Problem to solve:
Tally the lines in the data that follows that include the word "subtitle", and report nothing but the total.

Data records
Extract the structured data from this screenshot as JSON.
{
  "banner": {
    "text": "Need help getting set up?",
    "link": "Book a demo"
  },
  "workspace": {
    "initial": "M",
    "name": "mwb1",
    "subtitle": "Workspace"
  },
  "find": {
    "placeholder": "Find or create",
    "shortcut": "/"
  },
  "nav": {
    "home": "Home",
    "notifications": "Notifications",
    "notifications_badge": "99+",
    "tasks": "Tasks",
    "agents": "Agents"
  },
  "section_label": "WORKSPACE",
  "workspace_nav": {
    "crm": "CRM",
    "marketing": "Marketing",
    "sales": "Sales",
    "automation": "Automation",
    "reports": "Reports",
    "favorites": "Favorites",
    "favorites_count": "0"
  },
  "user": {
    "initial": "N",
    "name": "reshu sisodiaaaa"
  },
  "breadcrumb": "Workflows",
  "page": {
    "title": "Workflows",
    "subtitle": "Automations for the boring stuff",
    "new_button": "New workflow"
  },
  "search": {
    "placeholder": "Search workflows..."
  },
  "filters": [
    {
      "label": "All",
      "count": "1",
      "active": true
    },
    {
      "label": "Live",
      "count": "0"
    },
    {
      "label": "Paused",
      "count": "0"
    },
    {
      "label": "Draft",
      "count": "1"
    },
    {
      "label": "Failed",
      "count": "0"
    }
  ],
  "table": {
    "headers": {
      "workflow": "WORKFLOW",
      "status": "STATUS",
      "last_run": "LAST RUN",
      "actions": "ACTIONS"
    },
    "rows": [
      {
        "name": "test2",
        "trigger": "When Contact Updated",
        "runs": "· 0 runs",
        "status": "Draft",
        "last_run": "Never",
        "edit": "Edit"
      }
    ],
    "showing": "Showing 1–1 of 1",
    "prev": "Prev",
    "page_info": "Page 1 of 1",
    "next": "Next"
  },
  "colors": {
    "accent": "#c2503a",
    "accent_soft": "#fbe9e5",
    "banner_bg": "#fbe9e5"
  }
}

Full output:
2